Search the listing below for the string "MISR" and copy every line where it occurs.

**Dataset entries on figures**

_ _ _ _

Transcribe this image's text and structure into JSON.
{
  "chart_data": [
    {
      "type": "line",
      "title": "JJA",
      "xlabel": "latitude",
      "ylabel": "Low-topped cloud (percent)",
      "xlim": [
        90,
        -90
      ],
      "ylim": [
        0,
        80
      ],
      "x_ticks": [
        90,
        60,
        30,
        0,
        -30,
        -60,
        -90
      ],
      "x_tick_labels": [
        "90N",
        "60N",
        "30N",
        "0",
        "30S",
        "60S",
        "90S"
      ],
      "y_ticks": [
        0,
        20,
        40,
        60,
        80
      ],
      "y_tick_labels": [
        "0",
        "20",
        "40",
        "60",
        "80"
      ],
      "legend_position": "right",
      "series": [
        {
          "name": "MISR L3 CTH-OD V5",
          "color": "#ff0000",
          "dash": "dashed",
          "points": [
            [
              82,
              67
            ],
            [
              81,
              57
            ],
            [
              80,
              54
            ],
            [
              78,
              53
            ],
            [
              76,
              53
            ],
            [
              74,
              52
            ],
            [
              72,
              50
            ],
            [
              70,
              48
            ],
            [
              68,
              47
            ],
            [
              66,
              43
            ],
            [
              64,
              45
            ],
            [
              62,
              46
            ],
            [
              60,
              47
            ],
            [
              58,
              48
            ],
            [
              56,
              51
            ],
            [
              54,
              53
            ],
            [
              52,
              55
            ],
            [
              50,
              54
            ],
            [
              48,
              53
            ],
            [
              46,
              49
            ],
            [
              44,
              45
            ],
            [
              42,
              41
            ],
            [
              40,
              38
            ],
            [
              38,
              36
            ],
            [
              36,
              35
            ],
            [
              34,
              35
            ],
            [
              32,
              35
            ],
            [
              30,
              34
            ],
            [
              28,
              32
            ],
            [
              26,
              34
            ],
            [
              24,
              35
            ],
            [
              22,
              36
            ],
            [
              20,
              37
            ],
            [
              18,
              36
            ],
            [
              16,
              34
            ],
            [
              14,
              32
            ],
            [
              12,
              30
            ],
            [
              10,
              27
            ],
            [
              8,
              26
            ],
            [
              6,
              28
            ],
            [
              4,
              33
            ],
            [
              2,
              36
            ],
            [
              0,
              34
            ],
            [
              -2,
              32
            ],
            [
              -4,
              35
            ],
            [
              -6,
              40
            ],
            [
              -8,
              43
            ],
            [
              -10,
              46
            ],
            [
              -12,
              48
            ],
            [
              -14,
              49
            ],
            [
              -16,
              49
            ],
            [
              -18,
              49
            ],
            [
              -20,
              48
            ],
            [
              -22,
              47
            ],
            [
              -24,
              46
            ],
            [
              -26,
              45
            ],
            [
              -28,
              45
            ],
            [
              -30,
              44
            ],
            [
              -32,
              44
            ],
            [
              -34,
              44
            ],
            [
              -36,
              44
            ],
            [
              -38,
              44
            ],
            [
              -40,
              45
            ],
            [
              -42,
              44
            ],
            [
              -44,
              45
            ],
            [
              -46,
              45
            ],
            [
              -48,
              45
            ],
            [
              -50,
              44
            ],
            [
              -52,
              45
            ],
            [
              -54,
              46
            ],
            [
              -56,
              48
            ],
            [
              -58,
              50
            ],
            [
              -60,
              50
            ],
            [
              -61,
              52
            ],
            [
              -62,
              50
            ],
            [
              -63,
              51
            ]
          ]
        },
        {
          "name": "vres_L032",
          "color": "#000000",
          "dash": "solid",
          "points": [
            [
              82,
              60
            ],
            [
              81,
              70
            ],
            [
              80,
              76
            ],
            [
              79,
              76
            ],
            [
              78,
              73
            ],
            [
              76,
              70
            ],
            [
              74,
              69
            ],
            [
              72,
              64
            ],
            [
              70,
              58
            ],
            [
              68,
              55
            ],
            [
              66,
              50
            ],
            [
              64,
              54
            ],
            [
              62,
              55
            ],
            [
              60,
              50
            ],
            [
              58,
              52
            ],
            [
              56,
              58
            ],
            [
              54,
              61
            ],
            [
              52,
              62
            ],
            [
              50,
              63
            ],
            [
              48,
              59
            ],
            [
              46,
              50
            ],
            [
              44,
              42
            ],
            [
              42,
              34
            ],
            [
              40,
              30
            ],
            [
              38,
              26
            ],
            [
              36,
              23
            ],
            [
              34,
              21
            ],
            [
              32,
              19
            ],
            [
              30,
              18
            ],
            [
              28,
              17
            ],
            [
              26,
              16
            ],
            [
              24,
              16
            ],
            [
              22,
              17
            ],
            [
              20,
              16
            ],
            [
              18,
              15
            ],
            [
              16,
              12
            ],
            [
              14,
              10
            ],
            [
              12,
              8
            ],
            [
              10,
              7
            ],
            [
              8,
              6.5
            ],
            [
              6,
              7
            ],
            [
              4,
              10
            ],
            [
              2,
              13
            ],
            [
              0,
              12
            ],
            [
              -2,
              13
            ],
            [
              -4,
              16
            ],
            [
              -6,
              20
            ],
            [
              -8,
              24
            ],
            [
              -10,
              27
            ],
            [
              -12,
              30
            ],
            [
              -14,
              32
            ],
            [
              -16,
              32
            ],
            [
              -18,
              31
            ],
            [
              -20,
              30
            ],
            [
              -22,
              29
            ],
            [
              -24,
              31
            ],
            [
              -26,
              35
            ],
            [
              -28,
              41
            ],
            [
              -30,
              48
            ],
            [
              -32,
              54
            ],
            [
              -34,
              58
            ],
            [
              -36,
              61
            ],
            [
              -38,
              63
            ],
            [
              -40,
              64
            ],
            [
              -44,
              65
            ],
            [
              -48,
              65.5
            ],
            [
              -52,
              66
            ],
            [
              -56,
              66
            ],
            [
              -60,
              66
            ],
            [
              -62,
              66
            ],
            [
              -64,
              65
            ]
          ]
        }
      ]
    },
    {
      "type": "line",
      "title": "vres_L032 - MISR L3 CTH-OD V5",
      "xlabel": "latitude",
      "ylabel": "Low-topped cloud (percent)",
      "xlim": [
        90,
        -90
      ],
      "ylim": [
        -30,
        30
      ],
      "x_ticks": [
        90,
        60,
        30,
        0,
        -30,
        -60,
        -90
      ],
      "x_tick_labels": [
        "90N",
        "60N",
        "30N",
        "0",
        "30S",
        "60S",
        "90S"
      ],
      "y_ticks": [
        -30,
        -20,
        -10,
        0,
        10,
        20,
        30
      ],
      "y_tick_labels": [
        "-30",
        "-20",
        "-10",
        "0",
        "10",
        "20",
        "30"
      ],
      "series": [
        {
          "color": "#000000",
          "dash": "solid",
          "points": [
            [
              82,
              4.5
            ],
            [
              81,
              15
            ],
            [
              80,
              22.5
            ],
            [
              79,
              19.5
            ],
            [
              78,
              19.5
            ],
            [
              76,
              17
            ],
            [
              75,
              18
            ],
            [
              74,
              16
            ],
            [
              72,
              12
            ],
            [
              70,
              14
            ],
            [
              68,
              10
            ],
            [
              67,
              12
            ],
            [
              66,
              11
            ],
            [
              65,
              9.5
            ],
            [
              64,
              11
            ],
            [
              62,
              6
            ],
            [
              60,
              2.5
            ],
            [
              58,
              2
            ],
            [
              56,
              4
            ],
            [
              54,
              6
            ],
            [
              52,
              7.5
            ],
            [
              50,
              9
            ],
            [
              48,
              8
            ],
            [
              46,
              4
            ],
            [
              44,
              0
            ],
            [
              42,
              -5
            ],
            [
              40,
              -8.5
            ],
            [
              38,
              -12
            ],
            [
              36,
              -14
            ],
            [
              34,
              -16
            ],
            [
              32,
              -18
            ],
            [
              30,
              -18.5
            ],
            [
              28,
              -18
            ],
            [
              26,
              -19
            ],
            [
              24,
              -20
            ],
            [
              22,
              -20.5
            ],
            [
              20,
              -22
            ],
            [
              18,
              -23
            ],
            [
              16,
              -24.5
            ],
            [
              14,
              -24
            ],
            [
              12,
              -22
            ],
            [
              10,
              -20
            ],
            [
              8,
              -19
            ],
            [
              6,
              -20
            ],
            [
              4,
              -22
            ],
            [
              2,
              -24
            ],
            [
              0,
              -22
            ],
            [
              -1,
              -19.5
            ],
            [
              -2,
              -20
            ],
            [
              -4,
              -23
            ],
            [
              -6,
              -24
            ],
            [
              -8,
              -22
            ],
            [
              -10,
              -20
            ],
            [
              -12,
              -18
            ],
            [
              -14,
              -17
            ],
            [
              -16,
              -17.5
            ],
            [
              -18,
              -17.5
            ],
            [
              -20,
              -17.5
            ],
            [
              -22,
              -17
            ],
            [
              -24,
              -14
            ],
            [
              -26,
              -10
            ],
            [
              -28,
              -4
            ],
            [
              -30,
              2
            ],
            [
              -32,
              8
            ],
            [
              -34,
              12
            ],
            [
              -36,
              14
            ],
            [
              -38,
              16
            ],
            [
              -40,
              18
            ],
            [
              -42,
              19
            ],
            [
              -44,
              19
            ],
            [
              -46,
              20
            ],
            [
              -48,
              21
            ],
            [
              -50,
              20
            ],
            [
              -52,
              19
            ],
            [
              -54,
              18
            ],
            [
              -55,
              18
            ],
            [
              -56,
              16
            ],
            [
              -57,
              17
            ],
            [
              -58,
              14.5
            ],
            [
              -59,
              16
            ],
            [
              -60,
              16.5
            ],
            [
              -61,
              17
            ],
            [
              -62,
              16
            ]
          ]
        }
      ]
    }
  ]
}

_ _ _ _

**Response to the exercise**
          "name": "MISR L3 CTH-OD V5",
      "title": "vres_L032 - MISR L3 CTH-OD V5",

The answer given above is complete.